→ Task directions: Reproduce the records that follow in full, excluding any picture they contain.

→ The data:
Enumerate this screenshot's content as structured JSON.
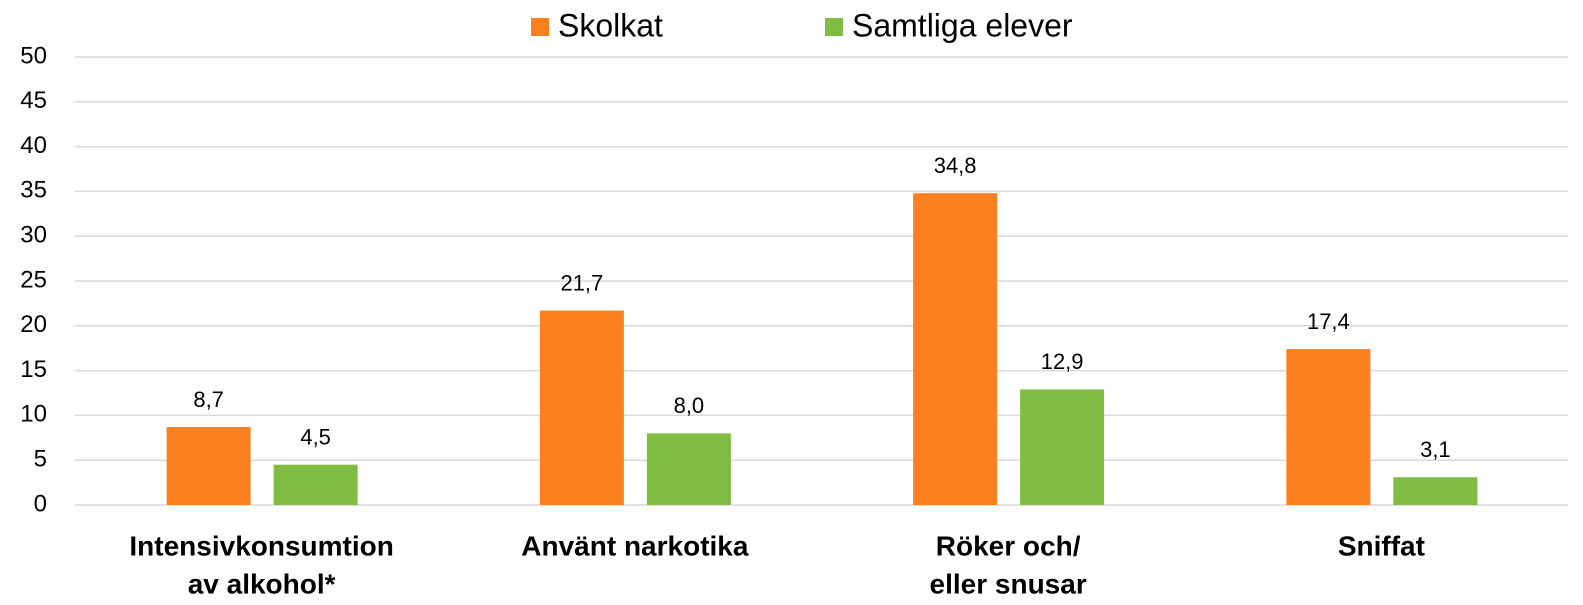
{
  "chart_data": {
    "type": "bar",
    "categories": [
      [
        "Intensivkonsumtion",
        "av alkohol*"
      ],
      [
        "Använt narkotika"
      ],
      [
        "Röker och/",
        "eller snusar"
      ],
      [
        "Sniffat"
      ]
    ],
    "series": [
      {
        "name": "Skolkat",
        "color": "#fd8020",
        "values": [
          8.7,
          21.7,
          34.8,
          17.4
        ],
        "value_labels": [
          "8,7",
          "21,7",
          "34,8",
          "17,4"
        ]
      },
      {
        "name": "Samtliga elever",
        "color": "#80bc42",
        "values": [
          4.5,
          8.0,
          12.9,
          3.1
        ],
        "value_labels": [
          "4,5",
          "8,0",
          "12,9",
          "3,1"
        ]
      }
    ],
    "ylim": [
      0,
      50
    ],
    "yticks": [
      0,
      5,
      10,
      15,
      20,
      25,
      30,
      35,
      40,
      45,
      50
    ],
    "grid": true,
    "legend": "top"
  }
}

→ Output of the task:
Enumerate this screenshot's content as structured JSON.
{
  "chart_data": {
    "type": "bar",
    "categories": [
      [
        "Intensivkonsumtion",
        "av alkohol*"
      ],
      [
        "Använt narkotika"
      ],
      [
        "Röker och/",
        "eller snusar"
      ],
      [
        "Sniffat"
      ]
    ],
    "series": [
      {
        "name": "Skolkat",
        "color": "#fd8020",
        "values": [
          8.7,
          21.7,
          34.8,
          17.4
        ],
        "value_labels": [
          "8,7",
          "21,7",
          "34,8",
          "17,4"
        ]
      },
      {
        "name": "Samtliga elever",
        "color": "#80bc42",
        "values": [
          4.5,
          8.0,
          12.9,
          3.1
        ],
        "value_labels": [
          "4,5",
          "8,0",
          "12,9",
          "3,1"
        ]
      }
    ],
    "ylim": [
      0,
      50
    ],
    "yticks": [
      0,
      5,
      10,
      15,
      20,
      25,
      30,
      35,
      40,
      45,
      50
    ],
    "grid": true,
    "legend": "top"
  }
}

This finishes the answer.